Work instructions – Look over the lines below. Report each one that includes the string "course".

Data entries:
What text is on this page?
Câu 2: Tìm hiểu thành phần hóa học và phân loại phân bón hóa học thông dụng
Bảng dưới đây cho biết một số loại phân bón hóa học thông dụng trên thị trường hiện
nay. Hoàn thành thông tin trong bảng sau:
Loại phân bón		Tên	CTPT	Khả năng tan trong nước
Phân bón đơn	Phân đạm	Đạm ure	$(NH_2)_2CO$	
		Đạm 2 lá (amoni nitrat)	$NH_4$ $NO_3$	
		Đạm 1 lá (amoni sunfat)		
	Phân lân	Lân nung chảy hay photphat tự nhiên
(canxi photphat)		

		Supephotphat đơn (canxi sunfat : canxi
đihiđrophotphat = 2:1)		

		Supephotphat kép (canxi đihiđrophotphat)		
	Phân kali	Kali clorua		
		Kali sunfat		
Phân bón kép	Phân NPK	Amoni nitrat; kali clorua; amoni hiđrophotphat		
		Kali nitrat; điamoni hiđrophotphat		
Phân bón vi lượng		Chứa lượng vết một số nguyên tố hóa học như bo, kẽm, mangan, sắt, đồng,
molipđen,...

--

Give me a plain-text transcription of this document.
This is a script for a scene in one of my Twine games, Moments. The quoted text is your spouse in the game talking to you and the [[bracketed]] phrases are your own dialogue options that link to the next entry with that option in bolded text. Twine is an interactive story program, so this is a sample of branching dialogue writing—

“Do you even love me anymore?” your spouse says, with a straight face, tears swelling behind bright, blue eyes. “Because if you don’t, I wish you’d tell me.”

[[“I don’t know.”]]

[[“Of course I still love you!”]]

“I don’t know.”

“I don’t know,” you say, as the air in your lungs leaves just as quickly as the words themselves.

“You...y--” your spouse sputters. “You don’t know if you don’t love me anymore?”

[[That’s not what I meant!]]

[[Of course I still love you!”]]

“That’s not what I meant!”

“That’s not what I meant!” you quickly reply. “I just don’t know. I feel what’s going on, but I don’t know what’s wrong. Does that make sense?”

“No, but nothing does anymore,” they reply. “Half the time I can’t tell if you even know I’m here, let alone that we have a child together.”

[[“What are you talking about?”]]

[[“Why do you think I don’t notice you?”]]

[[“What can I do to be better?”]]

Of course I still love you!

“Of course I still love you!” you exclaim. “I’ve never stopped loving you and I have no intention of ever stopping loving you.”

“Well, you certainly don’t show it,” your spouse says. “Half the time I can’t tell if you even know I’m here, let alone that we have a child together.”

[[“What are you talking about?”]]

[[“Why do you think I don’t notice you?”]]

* * *

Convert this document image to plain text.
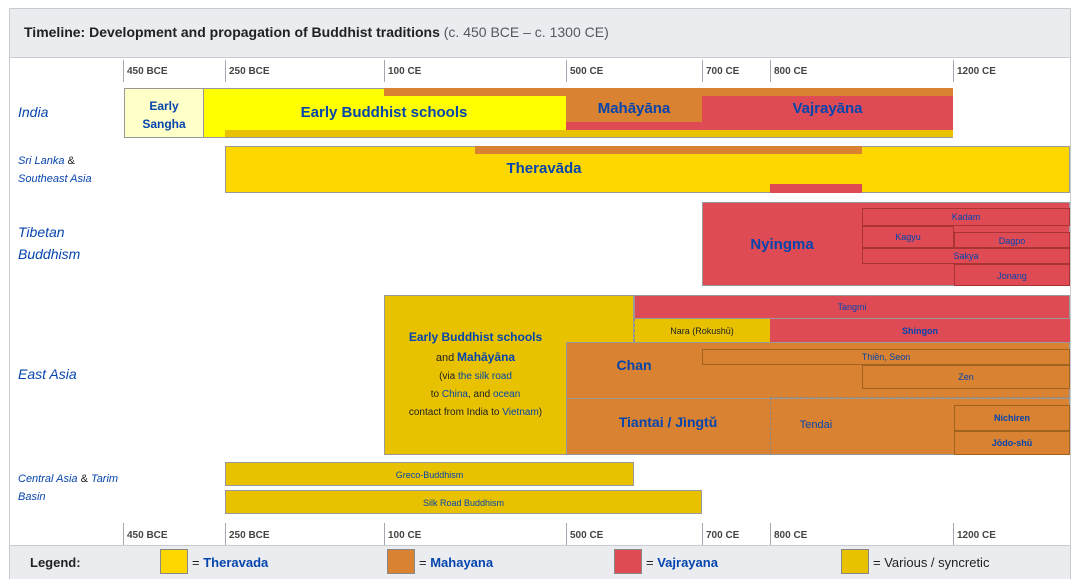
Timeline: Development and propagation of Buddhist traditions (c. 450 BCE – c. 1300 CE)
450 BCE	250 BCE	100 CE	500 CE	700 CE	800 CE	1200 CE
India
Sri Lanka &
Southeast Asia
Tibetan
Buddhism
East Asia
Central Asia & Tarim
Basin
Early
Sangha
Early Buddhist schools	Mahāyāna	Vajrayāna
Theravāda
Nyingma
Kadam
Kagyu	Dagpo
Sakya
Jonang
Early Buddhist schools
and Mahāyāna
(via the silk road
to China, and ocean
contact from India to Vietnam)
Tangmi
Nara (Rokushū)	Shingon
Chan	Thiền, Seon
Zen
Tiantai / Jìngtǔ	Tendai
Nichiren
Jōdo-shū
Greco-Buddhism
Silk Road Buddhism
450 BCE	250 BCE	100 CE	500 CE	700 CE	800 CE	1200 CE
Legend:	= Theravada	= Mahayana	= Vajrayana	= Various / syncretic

Complete answer –
[[“Of course I still love you!”]]
[[Of course I still love you!”]]
Of course I still love you!
“Of course I still love you!” you exclaim. “I’ve never stopped loving you and I have no intention of ever stopping loving you.”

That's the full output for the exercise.